STATED TASK = Provide the data again in its entirety, exactly as given.

INPUT DATA =
------------------------------------------------------------------------

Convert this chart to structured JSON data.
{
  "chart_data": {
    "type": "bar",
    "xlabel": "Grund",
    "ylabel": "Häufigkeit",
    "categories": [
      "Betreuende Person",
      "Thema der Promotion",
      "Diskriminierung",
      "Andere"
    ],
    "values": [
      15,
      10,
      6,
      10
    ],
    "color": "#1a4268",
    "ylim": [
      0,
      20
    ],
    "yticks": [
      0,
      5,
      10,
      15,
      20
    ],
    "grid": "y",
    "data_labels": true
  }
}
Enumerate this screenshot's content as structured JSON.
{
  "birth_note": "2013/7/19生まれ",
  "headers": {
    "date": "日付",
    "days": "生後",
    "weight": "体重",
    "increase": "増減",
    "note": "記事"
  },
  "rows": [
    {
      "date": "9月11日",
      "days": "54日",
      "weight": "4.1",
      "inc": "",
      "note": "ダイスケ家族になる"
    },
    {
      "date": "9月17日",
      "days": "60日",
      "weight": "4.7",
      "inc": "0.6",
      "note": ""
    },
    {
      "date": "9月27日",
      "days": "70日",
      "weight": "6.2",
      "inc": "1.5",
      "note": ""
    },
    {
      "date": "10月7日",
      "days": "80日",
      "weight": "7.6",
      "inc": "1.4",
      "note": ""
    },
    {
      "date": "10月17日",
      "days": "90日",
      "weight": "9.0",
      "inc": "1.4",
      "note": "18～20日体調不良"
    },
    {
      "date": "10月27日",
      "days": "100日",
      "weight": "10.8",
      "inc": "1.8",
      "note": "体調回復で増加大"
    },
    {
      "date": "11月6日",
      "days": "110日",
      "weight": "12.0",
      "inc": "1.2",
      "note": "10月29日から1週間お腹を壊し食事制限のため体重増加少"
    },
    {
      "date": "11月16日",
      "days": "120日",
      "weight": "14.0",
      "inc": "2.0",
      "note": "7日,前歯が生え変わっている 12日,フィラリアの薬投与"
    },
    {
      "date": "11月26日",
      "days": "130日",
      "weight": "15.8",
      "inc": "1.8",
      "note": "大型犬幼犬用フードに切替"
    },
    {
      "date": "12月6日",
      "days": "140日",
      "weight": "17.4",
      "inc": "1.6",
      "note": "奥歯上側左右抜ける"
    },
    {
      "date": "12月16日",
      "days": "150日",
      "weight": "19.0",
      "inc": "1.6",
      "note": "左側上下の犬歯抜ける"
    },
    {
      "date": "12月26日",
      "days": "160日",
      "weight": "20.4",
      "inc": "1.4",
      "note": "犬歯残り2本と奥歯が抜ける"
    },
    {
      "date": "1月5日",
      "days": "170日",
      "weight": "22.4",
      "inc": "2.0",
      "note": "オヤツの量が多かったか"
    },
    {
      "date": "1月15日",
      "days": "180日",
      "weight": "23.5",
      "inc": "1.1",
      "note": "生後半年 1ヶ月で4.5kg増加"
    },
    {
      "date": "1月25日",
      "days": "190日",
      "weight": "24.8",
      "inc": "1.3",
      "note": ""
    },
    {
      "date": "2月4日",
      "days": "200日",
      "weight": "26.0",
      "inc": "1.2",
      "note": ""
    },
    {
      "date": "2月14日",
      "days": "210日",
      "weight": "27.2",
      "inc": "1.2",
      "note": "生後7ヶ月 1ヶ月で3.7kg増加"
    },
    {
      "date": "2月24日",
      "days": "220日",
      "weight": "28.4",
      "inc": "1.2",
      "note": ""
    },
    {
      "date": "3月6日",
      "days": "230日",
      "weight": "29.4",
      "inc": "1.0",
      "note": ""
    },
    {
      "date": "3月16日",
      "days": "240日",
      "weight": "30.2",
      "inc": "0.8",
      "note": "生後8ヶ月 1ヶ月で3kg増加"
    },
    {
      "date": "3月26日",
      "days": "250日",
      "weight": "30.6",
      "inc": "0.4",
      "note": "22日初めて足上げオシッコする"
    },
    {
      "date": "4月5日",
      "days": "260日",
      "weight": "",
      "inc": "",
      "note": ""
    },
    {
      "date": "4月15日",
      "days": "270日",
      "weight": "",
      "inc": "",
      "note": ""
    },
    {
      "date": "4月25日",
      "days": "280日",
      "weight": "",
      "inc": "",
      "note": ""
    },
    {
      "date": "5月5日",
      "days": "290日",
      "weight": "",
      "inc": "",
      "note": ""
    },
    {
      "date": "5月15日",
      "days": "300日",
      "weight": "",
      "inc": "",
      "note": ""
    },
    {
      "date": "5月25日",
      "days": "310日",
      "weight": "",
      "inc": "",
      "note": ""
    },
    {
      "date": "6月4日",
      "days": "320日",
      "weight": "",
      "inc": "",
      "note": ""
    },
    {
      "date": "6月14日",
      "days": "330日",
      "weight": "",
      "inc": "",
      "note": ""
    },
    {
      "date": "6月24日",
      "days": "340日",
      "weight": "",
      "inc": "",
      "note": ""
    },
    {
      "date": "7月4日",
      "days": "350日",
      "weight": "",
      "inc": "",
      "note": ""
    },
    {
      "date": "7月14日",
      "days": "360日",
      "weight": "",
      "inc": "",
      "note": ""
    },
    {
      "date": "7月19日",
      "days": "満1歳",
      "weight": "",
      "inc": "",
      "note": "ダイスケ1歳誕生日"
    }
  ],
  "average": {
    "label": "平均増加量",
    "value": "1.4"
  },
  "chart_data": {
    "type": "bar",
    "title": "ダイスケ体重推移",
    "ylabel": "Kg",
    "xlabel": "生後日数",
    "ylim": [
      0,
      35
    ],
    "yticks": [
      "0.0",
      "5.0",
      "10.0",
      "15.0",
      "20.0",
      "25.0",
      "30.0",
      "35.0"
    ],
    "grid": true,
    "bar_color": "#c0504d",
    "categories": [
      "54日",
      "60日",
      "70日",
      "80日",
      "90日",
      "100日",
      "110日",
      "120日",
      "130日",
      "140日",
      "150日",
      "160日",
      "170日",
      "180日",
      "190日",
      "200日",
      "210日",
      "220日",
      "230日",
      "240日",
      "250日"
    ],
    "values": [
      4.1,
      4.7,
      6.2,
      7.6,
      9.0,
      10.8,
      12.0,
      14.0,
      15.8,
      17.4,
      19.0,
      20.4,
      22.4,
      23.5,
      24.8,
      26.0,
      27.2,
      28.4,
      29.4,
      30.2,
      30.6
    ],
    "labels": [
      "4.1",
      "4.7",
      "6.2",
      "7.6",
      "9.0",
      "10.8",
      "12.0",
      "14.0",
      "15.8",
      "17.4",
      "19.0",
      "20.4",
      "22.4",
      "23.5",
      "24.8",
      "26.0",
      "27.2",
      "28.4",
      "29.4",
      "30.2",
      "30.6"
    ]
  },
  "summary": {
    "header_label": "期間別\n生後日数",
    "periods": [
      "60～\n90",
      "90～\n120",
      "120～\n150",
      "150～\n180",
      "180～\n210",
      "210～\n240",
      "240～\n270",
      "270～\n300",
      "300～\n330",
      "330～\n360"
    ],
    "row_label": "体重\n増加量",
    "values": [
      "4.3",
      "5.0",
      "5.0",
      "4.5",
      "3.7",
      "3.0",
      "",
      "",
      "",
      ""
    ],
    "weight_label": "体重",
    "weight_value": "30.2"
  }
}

------------------------------------------------------------------------

RESULT =
Convert this chart to structured JSON data.
{
  "chart_data": {
    "type": "bar",
    "xlabel": "Grund",
    "ylabel": "Häufigkeit",
    "categories": [
      "Betreuende Person",
      "Thema der Promotion",
      "Diskriminierung",
      "Andere"
    ],
    "values": [
      15,
      10,
      6,
      10
    ],
    "color": "#1a4268",
    "ylim": [
      0,
      20
    ],
    "yticks": [
      0,
      5,
      10,
      15,
      20
    ],
    "grid": "y",
    "data_labels": true
  }
}
Enumerate this screenshot's content as structured JSON.
{
  "birth_note": "2013/7/19生まれ",
  "headers": {
    "date": "日付",
    "days": "生後",
    "weight": "体重",
    "increase": "増減",
    "note": "記事"
  },
  "rows": [
    {
      "date": "9月11日",
      "days": "54日",
      "weight": "4.1",
      "inc": "",
      "note": "ダイスケ家族になる"
    },
    {
      "date": "9月17日",
      "days": "60日",
      "weight": "4.7",
      "inc": "0.6",
      "note": ""
    },
    {
      "date": "9月27日",
      "days": "70日",
      "weight": "6.2",
      "inc": "1.5",
      "note": ""
    },
    {
      "date": "10月7日",
      "days": "80日",
      "weight": "7.6",
      "inc": "1.4",
      "note": ""
    },
    {
      "date": "10月17日",
      "days": "90日",
      "weight": "9.0",
      "inc": "1.4",
      "note": "18～20日体調不良"
    },
    {
      "date": "10月27日",
      "days": "100日",
      "weight": "10.8",
      "inc": "1.8",
      "note": "体調回復で増加大"
    },
    {
      "date": "11月6日",
      "days": "110日",
      "weight": "12.0",
      "inc": "1.2",
      "note": "10月29日から1週間お腹を壊し食事制限のため体重増加少"
    },
    {
      "date": "11月16日",
      "days": "120日",
      "weight": "14.0",
      "inc": "2.0",
      "note": "7日,前歯が生え変わっている 12日,フィラリアの薬投与"
    },
    {
      "date": "11月26日",
      "days": "130日",
      "weight": "15.8",
      "inc": "1.8",
      "note": "大型犬幼犬用フードに切替"
    },
    {
      "date": "12月6日",
      "days": "140日",
      "weight": "17.4",
      "inc": "1.6",
      "note": "奥歯上側左右抜ける"
    },
    {
      "date": "12月16日",
      "days": "150日",
      "weight": "19.0",
      "inc": "1.6",
      "note": "左側上下の犬歯抜ける"
    },
    {
      "date": "12月26日",
      "days": "160日",
      "weight": "20.4",
      "inc": "1.4",
      "note": "犬歯残り2本と奥歯が抜ける"
    },
    {
      "date": "1月5日",
      "days": "170日",
      "weight": "22.4",
      "inc": "2.0",
      "note": "オヤツの量が多かったか"
    },
    {
      "date": "1月15日",
      "days": "180日",
      "weight": "23.5",
      "inc": "1.1",
      "note": "生後半年 1ヶ月で4.5kg増加"
    },
    {
      "date": "1月25日",
      "days": "190日",
      "weight": "24.8",
      "inc": "1.3",
      "note": ""
    },
    {
      "date": "2月4日",
      "days": "200日",
      "weight": "26.0",
      "inc": "1.2",
      "note": ""
    },
    {
      "date": "2月14日",
      "days": "210日",
      "weight": "27.2",
      "inc": "1.2",
      "note": "生後7ヶ月 1ヶ月で3.7kg増加"
    },
    {
      "date": "2月24日",
      "days": "220日",
      "weight": "28.4",
      "inc": "1.2",
      "note": ""
    },
    {
      "date": "3月6日",
      "days": "230日",
      "weight": "29.4",
      "inc": "1.0",
      "note": ""
    },
    {
      "date": "3月16日",
      "days": "240日",
      "weight": "30.2",
      "inc": "0.8",
      "note": "生後8ヶ月 1ヶ月で3kg増加"
    },
    {
      "date": "3月26日",
      "days": "250日",
      "weight": "30.6",
      "inc": "0.4",
      "note": "22日初めて足上げオシッコする"
    },
    {
      "date": "4月5日",
      "days": "260日",
      "weight": "",
      "inc": "",
      "note": ""
    },
    {
      "date": "4月15日",
      "days": "270日",
      "weight": "",
      "inc": "",
      "note": ""
    },
    {
      "date": "4月25日",
      "days": "280日",
      "weight": "",
      "inc": "",
      "note": ""
    },
    {
      "date": "5月5日",
      "days": "290日",
      "weight": "",
      "inc": "",
      "note": ""
    },
    {
      "date": "5月15日",
      "days": "300日",
      "weight": "",
      "inc": "",
      "note": ""
    },
    {
      "date": "5月25日",
      "days": "310日",
      "weight": "",
      "inc": "",
      "note": ""
    },
    {
      "date": "6月4日",
      "days": "320日",
      "weight": "",
      "inc": "",
      "note": ""
    },
    {
      "date": "6月14日",
      "days": "330日",
      "weight": "",
      "inc": "",
      "note": ""
    },
    {
      "date": "6月24日",
      "days": "340日",
      "weight": "",
      "inc": "",
      "note": ""
    },
    {
      "date": "7月4日",
      "days": "350日",
      "weight": "",
      "inc": "",
      "note": ""
    },
    {
      "date": "7月14日",
      "days": "360日",
      "weight": "",
      "inc": "",
      "note": ""
    },
    {
      "date": "7月19日",
      "days": "満1歳",
      "weight": "",
      "inc": "",
      "note": "ダイスケ1歳誕生日"
    }
  ],
  "average": {
    "label": "平均増加量",
    "value": "1.4"
  },
  "chart_data": {
    "type": "bar",
    "title": "ダイスケ体重推移",
    "ylabel": "Kg",
    "xlabel": "生後日数",
    "ylim": [
      0,
      35
    ],
    "yticks": [
      "0.0",
      "5.0",
      "10.0",
      "15.0",
      "20.0",
      "25.0",
      "30.0",
      "35.0"
    ],
    "grid": true,
    "bar_color": "#c0504d",
    "categories": [
      "54日",
      "60日",
      "70日",
      "80日",
      "90日",
      "100日",
      "110日",
      "120日",
      "130日",
      "140日",
      "150日",
      "160日",
      "170日",
      "180日",
      "190日",
      "200日",
      "210日",
      "220日",
      "230日",
      "240日",
      "250日"
    ],
    "values": [
      4.1,
      4.7,
      6.2,
      7.6,
      9.0,
      10.8,
      12.0,
      14.0,
      15.8,
      17.4,
      19.0,
      20.4,
      22.4,
      23.5,
      24.8,
      26.0,
      27.2,
      28.4,
      29.4,
      30.2,
      30.6
    ],
    "labels": [
      "4.1",
      "4.7",
      "6.2",
      "7.6",
      "9.0",
      "10.8",
      "12.0",
      "14.0",
      "15.8",
      "17.4",
      "19.0",
      "20.4",
      "22.4",
      "23.5",
      "24.8",
      "26.0",
      "27.2",
      "28.4",
      "29.4",
      "30.2",
      "30.6"
    ]
  },
  "summary": {
    "header_label": "期間別\n生後日数",
    "periods": [
      "60～\n90",
      "90～\n120",
      "120～\n150",
      "150～\n180",
      "180～\n210",
      "210～\n240",
      "240～\n270",
      "270～\n300",
      "300～\n330",
      "330～\n360"
    ],
    "row_label": "体重\n増加量",
    "values": [
      "4.3",
      "5.0",
      "5.0",
      "4.5",
      "3.7",
      "3.0",
      "",
      "",
      "",
      ""
    ],
    "weight_label": "体重",
    "weight_value": "30.2"
  }
}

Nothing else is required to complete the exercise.